» To do: From the listing, collect all lines containing the word "über".

━━━━━━━━━━━━━━━━━━━━━━━━━━━━━━

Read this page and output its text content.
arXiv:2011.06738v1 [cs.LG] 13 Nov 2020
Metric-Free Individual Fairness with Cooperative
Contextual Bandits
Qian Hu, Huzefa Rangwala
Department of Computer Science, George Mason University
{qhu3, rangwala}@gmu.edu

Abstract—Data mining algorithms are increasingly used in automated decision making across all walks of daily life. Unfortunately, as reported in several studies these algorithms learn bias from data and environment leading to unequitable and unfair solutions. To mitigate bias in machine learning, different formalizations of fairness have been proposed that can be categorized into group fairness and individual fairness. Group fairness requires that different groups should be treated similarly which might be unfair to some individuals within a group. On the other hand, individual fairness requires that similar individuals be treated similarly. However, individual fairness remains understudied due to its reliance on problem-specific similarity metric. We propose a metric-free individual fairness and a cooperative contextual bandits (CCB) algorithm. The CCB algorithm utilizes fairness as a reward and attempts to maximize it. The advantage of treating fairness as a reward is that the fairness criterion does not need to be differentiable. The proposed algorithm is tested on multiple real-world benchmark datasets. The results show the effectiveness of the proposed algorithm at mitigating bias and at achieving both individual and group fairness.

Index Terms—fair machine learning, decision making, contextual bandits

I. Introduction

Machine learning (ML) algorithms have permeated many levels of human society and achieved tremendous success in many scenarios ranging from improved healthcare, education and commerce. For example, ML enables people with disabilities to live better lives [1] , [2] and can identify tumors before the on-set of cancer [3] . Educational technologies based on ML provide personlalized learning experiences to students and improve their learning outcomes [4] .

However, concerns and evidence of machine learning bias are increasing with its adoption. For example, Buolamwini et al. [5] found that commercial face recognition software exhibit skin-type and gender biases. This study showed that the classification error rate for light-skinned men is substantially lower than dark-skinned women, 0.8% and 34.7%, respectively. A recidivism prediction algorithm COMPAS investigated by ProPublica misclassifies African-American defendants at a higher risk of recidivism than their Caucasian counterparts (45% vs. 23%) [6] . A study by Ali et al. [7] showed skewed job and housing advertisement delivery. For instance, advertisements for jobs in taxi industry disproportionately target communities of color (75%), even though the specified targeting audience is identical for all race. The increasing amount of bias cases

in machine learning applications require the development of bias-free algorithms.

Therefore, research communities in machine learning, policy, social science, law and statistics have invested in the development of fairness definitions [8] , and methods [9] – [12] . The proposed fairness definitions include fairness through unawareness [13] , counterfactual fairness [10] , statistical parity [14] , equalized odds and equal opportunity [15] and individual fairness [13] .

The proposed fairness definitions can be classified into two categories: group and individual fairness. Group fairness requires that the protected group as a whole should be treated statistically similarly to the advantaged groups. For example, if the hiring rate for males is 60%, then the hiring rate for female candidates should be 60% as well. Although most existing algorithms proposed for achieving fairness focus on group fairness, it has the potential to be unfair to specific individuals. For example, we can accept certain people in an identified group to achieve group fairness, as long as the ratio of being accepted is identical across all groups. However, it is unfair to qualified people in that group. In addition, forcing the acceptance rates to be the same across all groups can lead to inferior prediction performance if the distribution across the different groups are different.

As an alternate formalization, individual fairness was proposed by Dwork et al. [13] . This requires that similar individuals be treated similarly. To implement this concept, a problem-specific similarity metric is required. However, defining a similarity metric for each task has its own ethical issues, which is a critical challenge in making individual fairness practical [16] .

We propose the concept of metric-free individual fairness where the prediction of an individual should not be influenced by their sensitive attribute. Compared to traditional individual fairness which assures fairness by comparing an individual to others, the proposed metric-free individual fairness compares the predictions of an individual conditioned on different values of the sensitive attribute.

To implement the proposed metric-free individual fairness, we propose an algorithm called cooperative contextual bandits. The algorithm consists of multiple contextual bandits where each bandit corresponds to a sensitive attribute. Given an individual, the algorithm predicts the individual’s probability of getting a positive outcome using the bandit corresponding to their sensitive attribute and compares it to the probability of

━━━━━━━━━━━━━━━━━━━━━━━━━━━━━━

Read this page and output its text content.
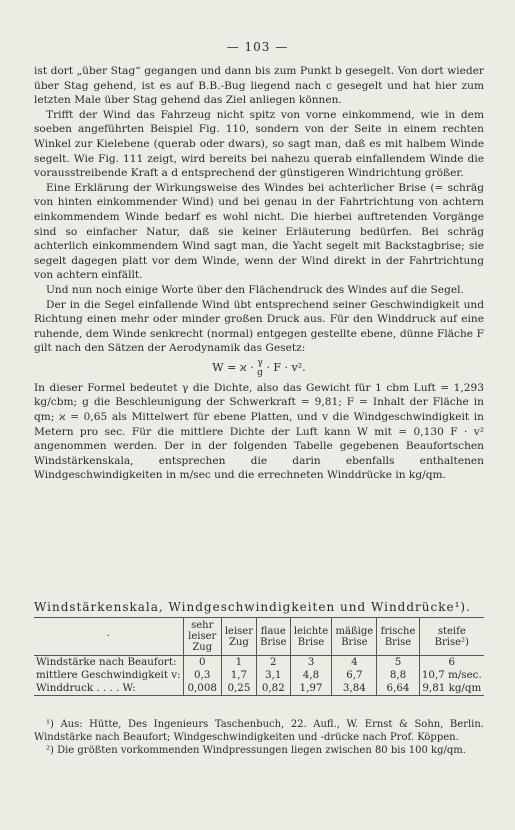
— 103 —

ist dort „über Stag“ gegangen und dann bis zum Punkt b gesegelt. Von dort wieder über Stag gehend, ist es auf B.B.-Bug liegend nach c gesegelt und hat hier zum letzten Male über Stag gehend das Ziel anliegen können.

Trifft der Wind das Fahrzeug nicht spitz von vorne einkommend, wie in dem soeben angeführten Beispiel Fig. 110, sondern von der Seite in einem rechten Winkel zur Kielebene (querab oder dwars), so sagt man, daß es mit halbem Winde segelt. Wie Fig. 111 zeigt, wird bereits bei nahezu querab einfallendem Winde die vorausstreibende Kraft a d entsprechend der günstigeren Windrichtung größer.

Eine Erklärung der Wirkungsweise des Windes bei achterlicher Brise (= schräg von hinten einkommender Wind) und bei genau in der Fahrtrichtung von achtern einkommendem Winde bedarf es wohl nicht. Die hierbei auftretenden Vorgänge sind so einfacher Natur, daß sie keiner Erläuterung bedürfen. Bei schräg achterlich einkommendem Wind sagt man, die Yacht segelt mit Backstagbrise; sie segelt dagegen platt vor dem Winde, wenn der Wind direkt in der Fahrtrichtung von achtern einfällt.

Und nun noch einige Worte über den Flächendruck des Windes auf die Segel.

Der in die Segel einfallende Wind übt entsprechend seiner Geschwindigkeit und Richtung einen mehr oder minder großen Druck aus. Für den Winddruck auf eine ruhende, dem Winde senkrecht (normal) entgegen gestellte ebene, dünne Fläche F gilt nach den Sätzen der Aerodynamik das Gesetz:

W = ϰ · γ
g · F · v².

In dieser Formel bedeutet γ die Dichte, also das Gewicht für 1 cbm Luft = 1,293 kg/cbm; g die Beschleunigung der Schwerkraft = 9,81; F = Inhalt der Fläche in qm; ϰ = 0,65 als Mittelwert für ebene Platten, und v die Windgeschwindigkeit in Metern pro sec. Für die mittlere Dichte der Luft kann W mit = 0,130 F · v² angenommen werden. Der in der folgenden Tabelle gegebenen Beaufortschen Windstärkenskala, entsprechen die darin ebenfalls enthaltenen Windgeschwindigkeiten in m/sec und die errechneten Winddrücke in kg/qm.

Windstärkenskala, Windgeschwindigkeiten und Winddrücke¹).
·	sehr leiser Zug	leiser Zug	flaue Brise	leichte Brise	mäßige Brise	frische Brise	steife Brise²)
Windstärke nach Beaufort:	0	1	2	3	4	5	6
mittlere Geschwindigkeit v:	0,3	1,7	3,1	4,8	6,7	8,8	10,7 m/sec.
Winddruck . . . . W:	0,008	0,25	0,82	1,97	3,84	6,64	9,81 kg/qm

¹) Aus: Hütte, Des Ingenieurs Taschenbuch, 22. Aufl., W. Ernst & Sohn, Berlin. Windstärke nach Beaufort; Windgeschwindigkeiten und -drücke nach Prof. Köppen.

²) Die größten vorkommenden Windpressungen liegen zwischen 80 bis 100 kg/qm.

━━━━━━━━━━━━━━━━━━━━━━━━━━━━━━

» Task result:
ist dort „über Stag“ gegangen und dann bis zum Punkt b gesegelt. Von dort wieder über Stag gehend, ist es auf B.B.-Bug liegend nach c gesegelt und hat hier zum letzten Male über Stag gehend das Ziel anliegen können.
Und nun noch einige Worte über den Flächendruck des Windes auf die Segel.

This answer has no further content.